§ What the exercise asks
Tally up how many lines in the listing below contain the string "Normalized", and give only the total.

A run of records:
::::::::::

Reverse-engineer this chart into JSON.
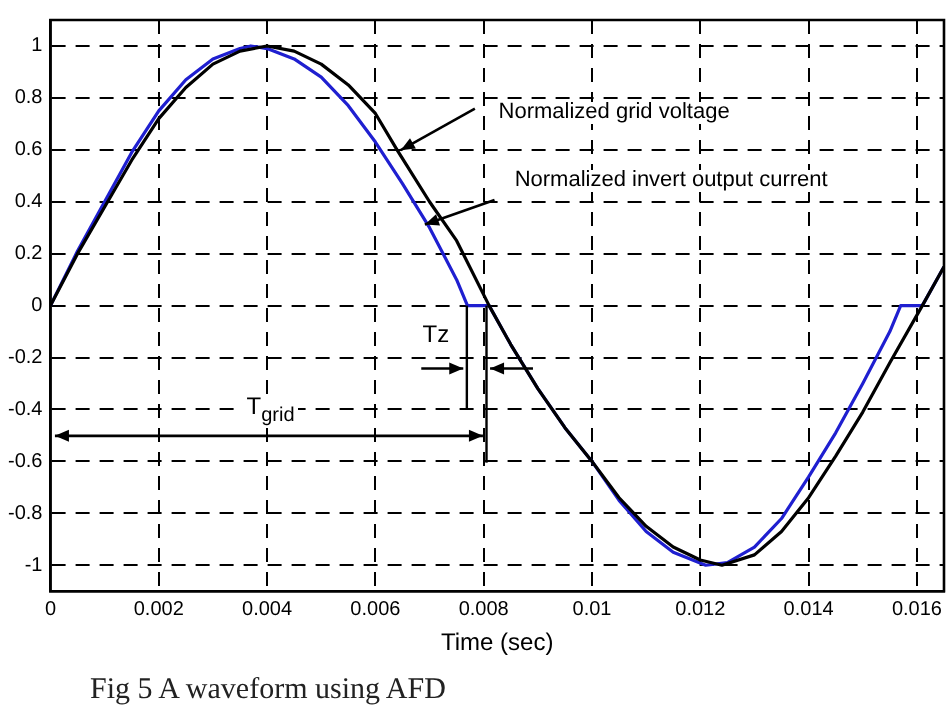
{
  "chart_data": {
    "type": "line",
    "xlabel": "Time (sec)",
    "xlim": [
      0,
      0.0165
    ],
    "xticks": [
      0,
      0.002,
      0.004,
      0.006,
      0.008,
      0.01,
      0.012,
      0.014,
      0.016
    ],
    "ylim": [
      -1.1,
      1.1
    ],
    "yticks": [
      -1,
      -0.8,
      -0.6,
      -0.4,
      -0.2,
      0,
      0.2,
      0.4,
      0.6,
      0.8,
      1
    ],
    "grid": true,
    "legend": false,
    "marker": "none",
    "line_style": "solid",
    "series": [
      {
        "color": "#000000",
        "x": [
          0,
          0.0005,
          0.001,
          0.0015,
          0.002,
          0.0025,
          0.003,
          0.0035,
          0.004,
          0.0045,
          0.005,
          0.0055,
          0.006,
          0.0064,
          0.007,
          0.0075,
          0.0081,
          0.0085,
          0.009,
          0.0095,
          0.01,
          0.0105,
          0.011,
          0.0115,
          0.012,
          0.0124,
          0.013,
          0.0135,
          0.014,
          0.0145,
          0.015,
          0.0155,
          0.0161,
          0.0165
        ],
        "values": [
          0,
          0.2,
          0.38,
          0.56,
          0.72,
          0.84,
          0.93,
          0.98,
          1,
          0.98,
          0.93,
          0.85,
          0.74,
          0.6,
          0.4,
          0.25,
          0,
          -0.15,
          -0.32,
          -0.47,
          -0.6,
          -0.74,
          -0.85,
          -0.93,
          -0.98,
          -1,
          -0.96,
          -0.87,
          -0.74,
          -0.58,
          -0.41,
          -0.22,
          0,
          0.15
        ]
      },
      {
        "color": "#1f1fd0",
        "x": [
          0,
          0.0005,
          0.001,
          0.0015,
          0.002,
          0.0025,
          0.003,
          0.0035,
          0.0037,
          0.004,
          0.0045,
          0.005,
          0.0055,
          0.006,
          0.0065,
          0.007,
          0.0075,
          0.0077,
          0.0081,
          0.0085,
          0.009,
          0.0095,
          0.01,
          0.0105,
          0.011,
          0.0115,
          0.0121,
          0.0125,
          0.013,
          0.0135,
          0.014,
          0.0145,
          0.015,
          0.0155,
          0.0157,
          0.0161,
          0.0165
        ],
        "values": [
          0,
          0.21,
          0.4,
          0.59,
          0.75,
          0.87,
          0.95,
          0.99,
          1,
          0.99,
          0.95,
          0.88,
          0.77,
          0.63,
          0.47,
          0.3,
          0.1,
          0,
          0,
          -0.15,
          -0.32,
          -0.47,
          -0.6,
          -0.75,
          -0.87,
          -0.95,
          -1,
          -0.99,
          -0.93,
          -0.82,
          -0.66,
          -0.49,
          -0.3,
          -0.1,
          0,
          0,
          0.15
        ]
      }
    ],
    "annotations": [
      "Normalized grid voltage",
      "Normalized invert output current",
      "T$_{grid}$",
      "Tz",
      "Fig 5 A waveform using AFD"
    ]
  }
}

::::::::::

§ Result
2